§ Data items
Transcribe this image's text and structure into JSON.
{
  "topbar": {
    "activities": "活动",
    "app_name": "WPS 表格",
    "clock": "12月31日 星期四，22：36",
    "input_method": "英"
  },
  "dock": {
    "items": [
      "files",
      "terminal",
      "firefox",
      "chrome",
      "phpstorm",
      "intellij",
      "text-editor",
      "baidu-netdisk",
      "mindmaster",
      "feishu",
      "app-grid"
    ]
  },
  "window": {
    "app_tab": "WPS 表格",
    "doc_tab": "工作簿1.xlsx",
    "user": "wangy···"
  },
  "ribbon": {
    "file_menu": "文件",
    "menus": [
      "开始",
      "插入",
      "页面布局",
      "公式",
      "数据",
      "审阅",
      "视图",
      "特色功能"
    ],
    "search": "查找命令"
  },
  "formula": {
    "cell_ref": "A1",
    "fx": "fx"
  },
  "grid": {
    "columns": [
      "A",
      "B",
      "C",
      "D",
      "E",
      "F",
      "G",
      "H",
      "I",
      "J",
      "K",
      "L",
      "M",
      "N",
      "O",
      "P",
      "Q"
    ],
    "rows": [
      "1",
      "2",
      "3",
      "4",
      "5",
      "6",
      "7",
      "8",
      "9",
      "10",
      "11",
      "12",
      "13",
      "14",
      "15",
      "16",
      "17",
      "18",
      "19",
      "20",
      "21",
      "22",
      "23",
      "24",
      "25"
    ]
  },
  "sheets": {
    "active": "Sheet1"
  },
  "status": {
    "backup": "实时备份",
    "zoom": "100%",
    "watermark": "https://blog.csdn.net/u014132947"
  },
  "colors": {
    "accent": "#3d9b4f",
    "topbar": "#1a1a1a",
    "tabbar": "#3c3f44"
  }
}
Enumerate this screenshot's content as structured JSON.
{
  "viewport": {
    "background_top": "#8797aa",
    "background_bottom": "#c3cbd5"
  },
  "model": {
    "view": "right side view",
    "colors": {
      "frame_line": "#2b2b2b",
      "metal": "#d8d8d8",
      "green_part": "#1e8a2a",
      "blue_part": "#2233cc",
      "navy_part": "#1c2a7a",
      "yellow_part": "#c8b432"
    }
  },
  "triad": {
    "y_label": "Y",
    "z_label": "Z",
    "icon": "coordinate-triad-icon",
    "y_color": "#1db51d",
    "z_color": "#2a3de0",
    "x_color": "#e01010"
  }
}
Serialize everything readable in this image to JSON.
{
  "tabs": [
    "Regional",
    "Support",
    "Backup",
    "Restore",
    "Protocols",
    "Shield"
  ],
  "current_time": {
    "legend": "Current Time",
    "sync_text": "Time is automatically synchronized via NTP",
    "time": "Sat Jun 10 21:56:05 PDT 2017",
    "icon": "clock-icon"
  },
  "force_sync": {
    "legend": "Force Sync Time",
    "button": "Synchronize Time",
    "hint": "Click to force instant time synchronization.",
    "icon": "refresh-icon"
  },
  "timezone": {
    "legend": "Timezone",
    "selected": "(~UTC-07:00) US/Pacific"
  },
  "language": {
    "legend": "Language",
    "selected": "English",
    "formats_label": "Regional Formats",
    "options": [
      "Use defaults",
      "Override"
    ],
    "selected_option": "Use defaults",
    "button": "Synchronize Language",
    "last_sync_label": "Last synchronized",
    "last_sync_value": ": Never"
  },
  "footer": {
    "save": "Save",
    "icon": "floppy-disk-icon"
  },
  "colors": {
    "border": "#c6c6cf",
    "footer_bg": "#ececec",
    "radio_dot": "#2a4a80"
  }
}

§ AIM OF THE EXERCISE
Your task is to print the whole listing again exactly.

§ EXERCISE SOLUTION
Transcribe this image's text and structure into JSON.
{
  "topbar": {
    "activities": "活动",
    "app_name": "WPS 表格",
    "clock": "12月31日 星期四，22：36",
    "input_method": "英"
  },
  "dock": {
    "items": [
      "files",
      "terminal",
      "firefox",
      "chrome",
      "phpstorm",
      "intellij",
      "text-editor",
      "baidu-netdisk",
      "mindmaster",
      "feishu",
      "app-grid"
    ]
  },
  "window": {
    "app_tab": "WPS 表格",
    "doc_tab": "工作簿1.xlsx",
    "user": "wangy···"
  },
  "ribbon": {
    "file_menu": "文件",
    "menus": [
      "开始",
      "插入",
      "页面布局",
      "公式",
      "数据",
      "审阅",
      "视图",
      "特色功能"
    ],
    "search": "查找命令"
  },
  "formula": {
    "cell_ref": "A1",
    "fx": "fx"
  },
  "grid": {
    "columns": [
      "A",
      "B",
      "C",
      "D",
      "E",
      "F",
      "G",
      "H",
      "I",
      "J",
      "K",
      "L",
      "M",
      "N",
      "O",
      "P",
      "Q"
    ],
    "rows": [
      "1",
      "2",
      "3",
      "4",
      "5",
      "6",
      "7",
      "8",
      "9",
      "10",
      "11",
      "12",
      "13",
      "14",
      "15",
      "16",
      "17",
      "18",
      "19",
      "20",
      "21",
      "22",
      "23",
      "24",
      "25"
    ]
  },
  "sheets": {
    "active": "Sheet1"
  },
  "status": {
    "backup": "实时备份",
    "zoom": "100%",
    "watermark": "https://blog.csdn.net/u014132947"
  },
  "colors": {
    "accent": "#3d9b4f",
    "topbar": "#1a1a1a",
    "tabbar": "#3c3f44"
  }
}
Enumerate this screenshot's content as structured JSON.
{
  "viewport": {
    "background_top": "#8797aa",
    "background_bottom": "#c3cbd5"
  },
  "model": {
    "view": "right side view",
    "colors": {
      "frame_line": "#2b2b2b",
      "metal": "#d8d8d8",
      "green_part": "#1e8a2a",
      "blue_part": "#2233cc",
      "navy_part": "#1c2a7a",
      "yellow_part": "#c8b432"
    }
  },
  "triad": {
    "y_label": "Y",
    "z_label": "Z",
    "icon": "coordinate-triad-icon",
    "y_color": "#1db51d",
    "z_color": "#2a3de0",
    "x_color": "#e01010"
  }
}
Serialize everything readable in this image to JSON.
{
  "tabs": [
    "Regional",
    "Support",
    "Backup",
    "Restore",
    "Protocols",
    "Shield"
  ],
  "current_time": {
    "legend": "Current Time",
    "sync_text": "Time is automatically synchronized via NTP",
    "time": "Sat Jun 10 21:56:05 PDT 2017",
    "icon": "clock-icon"
  },
  "force_sync": {
    "legend": "Force Sync Time",
    "button": "Synchronize Time",
    "hint": "Click to force instant time synchronization.",
    "icon": "refresh-icon"
  },
  "timezone": {
    "legend": "Timezone",
    "selected": "(~UTC-07:00) US/Pacific"
  },
  "language": {
    "legend": "Language",
    "selected": "English",
    "formats_label": "Regional Formats",
    "options": [
      "Use defaults",
      "Override"
    ],
    "selected_option": "Use defaults",
    "button": "Synchronize Language",
    "last_sync_label": "Last synchronized",
    "last_sync_value": ": Never"
  },
  "footer": {
    "save": "Save",
    "icon": "floppy-disk-icon"
  },
  "colors": {
    "border": "#c6c6cf",
    "footer_bg": "#ececec",
    "radio_dot": "#2a4a80"
  }
}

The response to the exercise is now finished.